Leitsatz (amtlich)
Zum erforderlichen Umfang der tatsächlichen Feststellungen bei einer vorsätzlichen Trunkenheitsfahrt und beim Handel mit Betäubungsmitteln.
Verfahrensgang
AG Siegen (Entscheidung vom 04.04.2006) |
Tenor
Das angefochtene Urteil wird mit den zugrunde liegenden Feststellungen aufgehoben.
Die Sache wird zur erneuten Verhandlung und Entscheidung, auch über die Kosten des Revisionsverfahrens, an eine andere Abteilung des Amtsgerichts Siegen zurückverwiesen.
Gründe
I.
Das Amtsgericht Siegen hat den Angeklagten durch Urteil vom 4. April 2006 wegen vorsätzlicher Trunkenheit im Verkehr und wegen unerlaubtem Handeltreiben mit Betäubungsmitteln in nicht geringer Menge in zwei Fällen zu einer Gesamtfreiheitsstrafe von zwei Jahren verurteilt.
Nach den Feststellungen des Amtsgerichts hat der Angeklagte am 5. April 2005 als Führer eines Kraftfahrzeugs die Siegener Straße in Siegen befahren, obwohl er zuvor Amphetamin, Heroin und Cannabis konsumiert hatte und deshalb nicht mehr in der Lage war, ein Kraftfahrzeug im Straßenverkehr sicher zu führen. Dies ergebe sich bereits "aufgrund der Menge der in seinem Blut gefundenen Drogen". Auch die "übrigen Ausfallerscheinungen" würden für eine "absolute Fahruntüchtigkeit" sprechen. Außerdem habe der Angeklagte am 5. Januar 2005 bei dem "gesondert Verfolgten W. 43 g Amphetamin gelagert". Dabei habe es sich um eine nicht geringe Menge gehandelt, weil dies mehr als 200 Konsumeinheiten seien. Anlässlich einer Polizeikontrolle am 15. April 2005 seien schließlich in dem von dem Angeklagten geführten Fahrzeug 131 g Amphetamin, 122 g Marihuana und 92 Ecstasy-Pillen aufgefunden worden. Der Angeklagte habe in der Hauptverhandlung zwar nur eingeräumt, die 43 g Amphetamin bei W. zum späteren Eigenbedarf gelagert zu haben und nur zu einem geringen Teil Eigentümer der am 15. April 2005 bei ihm aufgefundenen Betäubungsmittel gewesen zu sein. Diese Einlassung sei aber widerlegt, weil der Angeklagte anlässlich seiner Vorführung vor den Haftrichter eine teilweise Verkaufsabsicht bezüglich der am 15. April 2005 sichergestellten Betäubungsmittel eingeräumt habe und sein täglicher Bedarf an Betäubungsmitteln auch nur durch Handeltreiben zu finanzieren sei.

▶ [AUFGABENSTELLUNG]:
Kopieren Sie aus der Gerichtsentscheidung wortgetreu die Passage zwischen „Leitsatz (amtlich)“ und „Handel mit Betäubungsmitteln.“, beide Stellen eingeschlossen.

▶ [BEREITGESTELLTES MATERIAL]:
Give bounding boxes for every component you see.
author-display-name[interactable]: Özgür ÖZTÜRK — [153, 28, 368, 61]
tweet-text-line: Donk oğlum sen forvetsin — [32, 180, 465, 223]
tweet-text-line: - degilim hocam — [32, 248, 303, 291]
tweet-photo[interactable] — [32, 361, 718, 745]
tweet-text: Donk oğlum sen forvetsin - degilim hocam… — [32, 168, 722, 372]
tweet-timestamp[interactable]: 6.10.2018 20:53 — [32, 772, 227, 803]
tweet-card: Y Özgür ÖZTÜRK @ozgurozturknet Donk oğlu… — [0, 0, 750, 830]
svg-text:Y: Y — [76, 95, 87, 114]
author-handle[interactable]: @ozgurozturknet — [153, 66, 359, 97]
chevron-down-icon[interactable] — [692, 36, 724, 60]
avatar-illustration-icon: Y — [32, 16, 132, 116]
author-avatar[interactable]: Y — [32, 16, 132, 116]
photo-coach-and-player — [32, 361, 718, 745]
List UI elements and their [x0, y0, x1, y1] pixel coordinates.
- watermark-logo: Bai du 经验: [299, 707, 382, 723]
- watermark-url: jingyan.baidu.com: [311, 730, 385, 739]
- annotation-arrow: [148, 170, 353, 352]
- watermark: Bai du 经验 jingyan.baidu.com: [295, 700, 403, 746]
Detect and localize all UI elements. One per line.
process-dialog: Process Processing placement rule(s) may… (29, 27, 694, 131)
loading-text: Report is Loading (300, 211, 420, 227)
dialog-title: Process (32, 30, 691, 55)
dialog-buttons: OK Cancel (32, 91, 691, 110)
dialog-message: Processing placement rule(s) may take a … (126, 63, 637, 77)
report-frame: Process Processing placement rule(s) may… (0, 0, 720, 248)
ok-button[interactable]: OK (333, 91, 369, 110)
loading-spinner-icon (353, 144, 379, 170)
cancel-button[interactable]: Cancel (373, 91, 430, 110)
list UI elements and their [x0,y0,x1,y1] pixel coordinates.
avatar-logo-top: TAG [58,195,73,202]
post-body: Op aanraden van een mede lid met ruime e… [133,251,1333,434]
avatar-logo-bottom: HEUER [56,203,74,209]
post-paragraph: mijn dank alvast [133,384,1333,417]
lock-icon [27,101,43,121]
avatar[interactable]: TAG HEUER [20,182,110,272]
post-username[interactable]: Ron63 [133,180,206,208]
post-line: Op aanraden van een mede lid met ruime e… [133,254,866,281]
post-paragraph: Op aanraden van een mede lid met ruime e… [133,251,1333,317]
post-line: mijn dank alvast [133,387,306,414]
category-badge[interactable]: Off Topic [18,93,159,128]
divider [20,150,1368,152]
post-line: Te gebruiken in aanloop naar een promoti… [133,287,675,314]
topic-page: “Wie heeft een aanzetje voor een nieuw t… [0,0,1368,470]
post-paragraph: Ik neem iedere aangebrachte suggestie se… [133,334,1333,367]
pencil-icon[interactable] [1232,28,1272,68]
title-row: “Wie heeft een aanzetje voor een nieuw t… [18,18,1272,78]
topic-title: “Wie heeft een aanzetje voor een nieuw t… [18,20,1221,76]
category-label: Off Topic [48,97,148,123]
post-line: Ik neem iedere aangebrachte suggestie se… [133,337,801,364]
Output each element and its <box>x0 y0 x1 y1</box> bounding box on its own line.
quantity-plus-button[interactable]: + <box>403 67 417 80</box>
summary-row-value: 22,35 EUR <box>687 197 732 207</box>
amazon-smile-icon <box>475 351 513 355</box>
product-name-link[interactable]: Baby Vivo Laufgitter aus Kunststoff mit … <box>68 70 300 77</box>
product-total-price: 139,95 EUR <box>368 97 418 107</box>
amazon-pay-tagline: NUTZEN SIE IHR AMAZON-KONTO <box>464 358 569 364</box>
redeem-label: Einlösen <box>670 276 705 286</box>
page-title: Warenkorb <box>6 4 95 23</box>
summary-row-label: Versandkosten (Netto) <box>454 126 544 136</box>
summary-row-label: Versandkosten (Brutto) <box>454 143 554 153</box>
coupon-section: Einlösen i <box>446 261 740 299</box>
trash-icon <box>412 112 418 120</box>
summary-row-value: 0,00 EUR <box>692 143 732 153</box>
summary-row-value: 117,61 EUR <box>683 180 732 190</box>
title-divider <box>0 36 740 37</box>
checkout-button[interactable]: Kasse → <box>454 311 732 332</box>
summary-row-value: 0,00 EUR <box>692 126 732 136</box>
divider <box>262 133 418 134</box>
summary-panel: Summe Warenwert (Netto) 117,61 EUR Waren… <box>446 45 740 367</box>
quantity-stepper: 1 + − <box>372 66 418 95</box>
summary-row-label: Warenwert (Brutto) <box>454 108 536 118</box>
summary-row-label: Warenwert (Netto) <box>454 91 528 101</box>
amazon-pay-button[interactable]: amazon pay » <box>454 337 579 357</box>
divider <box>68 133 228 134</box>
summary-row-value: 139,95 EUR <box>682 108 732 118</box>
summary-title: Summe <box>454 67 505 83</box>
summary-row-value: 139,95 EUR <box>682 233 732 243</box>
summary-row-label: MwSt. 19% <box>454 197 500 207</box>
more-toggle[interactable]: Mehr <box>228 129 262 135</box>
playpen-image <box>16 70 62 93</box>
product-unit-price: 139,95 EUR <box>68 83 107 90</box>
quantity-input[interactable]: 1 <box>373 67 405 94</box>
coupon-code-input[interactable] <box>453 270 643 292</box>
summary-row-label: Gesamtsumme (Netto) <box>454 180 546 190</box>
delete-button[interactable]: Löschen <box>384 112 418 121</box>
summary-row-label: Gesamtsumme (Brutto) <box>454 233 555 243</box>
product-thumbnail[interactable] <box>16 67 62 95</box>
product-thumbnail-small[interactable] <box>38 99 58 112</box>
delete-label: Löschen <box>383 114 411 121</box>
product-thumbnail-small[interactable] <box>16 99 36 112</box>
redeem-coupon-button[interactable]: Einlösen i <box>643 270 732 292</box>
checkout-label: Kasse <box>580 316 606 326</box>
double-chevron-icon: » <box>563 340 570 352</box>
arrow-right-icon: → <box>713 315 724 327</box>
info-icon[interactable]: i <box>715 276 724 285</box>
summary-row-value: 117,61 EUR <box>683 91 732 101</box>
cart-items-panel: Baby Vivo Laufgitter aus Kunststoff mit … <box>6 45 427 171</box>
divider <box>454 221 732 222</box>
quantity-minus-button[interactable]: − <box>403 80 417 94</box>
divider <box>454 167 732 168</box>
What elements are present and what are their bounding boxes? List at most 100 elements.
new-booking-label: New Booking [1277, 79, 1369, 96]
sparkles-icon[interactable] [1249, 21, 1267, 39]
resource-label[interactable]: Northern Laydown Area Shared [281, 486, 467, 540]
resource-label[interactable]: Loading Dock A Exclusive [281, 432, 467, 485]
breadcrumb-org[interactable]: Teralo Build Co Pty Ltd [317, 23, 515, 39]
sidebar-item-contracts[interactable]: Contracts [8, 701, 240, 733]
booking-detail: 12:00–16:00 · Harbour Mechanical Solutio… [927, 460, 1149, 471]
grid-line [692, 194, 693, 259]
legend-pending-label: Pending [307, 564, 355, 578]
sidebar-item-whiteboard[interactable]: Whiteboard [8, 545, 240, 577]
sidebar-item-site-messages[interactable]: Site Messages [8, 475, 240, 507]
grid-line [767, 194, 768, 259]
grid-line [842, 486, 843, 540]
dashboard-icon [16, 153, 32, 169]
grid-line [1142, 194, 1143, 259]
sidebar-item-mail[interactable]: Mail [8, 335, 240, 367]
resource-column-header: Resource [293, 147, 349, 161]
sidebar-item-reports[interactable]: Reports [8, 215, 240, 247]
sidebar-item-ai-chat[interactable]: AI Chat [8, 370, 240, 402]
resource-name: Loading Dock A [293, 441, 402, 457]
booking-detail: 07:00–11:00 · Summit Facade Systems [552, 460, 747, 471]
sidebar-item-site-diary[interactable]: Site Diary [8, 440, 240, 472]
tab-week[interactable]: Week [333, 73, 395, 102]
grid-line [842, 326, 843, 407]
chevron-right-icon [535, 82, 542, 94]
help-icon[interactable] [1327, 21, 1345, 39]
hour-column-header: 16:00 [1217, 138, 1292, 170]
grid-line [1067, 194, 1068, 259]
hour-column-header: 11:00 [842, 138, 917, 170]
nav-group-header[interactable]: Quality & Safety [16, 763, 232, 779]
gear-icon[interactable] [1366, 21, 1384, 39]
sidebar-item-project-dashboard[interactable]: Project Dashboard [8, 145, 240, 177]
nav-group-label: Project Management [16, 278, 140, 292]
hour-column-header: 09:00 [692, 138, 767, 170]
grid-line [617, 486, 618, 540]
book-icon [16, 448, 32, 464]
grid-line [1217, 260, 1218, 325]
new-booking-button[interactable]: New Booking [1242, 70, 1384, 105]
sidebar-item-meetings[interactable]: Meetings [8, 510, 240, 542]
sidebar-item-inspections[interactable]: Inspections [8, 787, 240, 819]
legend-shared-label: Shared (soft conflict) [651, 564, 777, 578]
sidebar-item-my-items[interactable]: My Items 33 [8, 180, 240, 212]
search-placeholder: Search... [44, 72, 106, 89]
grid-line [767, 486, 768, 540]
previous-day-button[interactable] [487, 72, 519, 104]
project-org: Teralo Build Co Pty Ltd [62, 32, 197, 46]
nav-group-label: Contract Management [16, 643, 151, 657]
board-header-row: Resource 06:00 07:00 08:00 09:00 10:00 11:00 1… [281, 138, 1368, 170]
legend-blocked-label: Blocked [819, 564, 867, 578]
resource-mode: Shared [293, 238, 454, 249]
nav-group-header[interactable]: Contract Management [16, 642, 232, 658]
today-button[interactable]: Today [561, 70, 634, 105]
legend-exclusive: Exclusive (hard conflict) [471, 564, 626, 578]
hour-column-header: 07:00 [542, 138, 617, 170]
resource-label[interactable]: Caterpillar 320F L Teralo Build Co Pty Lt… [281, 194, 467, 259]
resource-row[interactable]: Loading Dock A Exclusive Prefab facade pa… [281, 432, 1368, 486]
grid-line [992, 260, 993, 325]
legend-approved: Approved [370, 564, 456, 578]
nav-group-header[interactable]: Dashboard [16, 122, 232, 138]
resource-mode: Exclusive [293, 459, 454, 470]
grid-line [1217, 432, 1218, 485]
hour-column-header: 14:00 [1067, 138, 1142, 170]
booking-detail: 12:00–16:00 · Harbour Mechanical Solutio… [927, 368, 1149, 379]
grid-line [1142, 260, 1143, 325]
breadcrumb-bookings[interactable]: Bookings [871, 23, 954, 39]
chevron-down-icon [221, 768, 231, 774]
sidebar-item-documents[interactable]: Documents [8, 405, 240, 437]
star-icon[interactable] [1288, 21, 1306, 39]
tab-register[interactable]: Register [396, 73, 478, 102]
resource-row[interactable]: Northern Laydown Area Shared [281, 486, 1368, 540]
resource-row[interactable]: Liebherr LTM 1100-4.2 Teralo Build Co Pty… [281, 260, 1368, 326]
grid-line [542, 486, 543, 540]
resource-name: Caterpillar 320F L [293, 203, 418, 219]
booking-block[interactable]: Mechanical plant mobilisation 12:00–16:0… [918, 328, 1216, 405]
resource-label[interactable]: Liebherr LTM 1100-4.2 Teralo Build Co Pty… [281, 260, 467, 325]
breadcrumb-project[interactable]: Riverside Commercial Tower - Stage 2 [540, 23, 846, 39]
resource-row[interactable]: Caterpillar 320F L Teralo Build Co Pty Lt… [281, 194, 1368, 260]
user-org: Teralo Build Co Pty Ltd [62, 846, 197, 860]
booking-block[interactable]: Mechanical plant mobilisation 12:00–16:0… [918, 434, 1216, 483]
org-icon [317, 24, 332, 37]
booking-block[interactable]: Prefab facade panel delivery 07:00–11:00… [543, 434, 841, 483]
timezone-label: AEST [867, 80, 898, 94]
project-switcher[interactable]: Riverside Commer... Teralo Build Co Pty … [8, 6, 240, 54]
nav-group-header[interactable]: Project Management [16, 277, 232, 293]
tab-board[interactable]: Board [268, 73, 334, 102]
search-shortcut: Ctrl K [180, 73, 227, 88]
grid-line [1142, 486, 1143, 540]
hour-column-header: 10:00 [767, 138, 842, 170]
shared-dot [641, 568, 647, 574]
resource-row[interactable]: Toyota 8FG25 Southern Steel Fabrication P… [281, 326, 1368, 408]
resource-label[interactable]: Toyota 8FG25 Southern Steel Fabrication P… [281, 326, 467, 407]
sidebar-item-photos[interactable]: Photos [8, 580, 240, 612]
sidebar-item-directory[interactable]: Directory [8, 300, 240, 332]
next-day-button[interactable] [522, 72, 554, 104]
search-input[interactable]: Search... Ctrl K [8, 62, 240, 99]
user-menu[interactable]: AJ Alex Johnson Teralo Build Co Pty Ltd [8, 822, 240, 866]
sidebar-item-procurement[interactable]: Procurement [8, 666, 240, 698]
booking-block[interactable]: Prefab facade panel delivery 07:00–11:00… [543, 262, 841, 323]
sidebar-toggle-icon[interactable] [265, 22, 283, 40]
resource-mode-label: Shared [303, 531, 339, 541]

▶ [LÖSUNG DER AUFGABE]:
Leitsatz (amtlich)
Zum erforderlichen Umfang der tatsächlichen Feststellungen bei einer vorsätzlichen Trunkenheitsfahrt und beim Handel mit Betäubungsmitteln.